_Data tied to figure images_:
----
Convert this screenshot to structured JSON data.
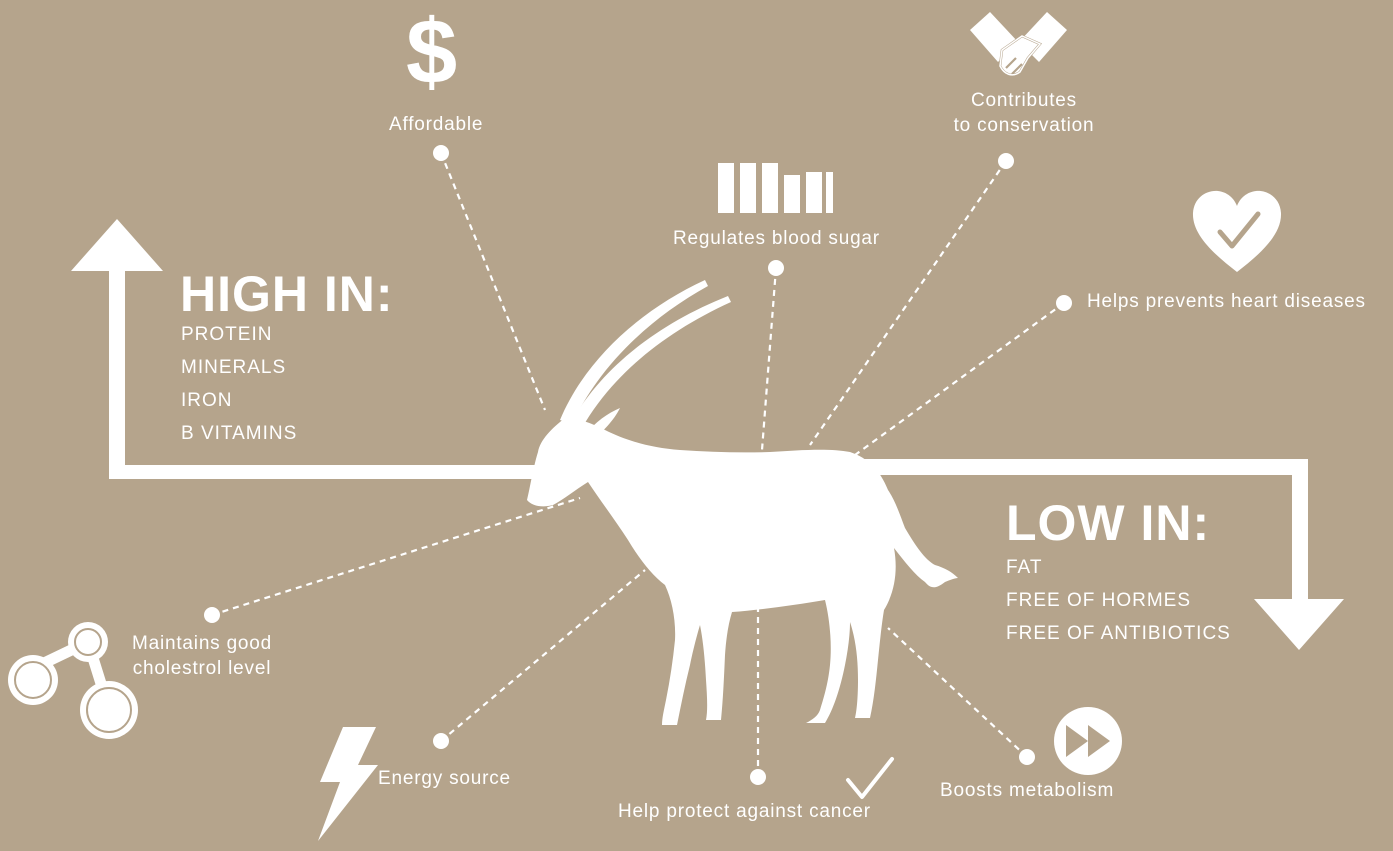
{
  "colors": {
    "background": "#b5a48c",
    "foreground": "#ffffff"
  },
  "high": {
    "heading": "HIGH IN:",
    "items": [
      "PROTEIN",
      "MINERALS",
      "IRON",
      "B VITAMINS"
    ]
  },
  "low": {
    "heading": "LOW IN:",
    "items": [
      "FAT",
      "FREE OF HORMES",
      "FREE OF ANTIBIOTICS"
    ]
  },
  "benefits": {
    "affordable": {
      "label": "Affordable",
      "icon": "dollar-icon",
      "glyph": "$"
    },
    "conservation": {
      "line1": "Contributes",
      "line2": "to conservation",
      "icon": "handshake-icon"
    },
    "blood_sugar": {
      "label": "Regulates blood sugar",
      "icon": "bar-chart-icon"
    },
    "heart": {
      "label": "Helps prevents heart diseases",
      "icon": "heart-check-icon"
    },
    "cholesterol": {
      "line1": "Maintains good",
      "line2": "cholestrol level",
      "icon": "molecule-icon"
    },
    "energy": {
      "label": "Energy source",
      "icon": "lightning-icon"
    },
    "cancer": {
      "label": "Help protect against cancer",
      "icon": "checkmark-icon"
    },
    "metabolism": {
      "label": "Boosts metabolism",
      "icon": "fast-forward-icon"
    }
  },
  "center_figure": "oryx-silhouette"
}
----
_PROBLEM REQUIREMENTS_: The data above should be repeated in full and exactly, with no pictures carried over.

_ANSWER SECTION_:
Convert this screenshot to structured JSON data.
{
  "colors": {
    "background": "#b5a48c",
    "foreground": "#ffffff"
  },
  "high": {
    "heading": "HIGH IN:",
    "items": [
      "PROTEIN",
      "MINERALS",
      "IRON",
      "B VITAMINS"
    ]
  },
  "low": {
    "heading": "LOW IN:",
    "items": [
      "FAT",
      "FREE OF HORMES",
      "FREE OF ANTIBIOTICS"
    ]
  },
  "benefits": {
    "affordable": {
      "label": "Affordable",
      "icon": "dollar-icon",
      "glyph": "$"
    },
    "conservation": {
      "line1": "Contributes",
      "line2": "to conservation",
      "icon": "handshake-icon"
    },
    "blood_sugar": {
      "label": "Regulates blood sugar",
      "icon": "bar-chart-icon"
    },
    "heart": {
      "label": "Helps prevents heart diseases",
      "icon": "heart-check-icon"
    },
    "cholesterol": {
      "line1": "Maintains good",
      "line2": "cholestrol level",
      "icon": "molecule-icon"
    },
    "energy": {
      "label": "Energy source",
      "icon": "lightning-icon"
    },
    "cancer": {
      "label": "Help protect against cancer",
      "icon": "checkmark-icon"
    },
    "metabolism": {
      "label": "Boosts metabolism",
      "icon": "fast-forward-icon"
    }
  },
  "center_figure": "oryx-silhouette"
}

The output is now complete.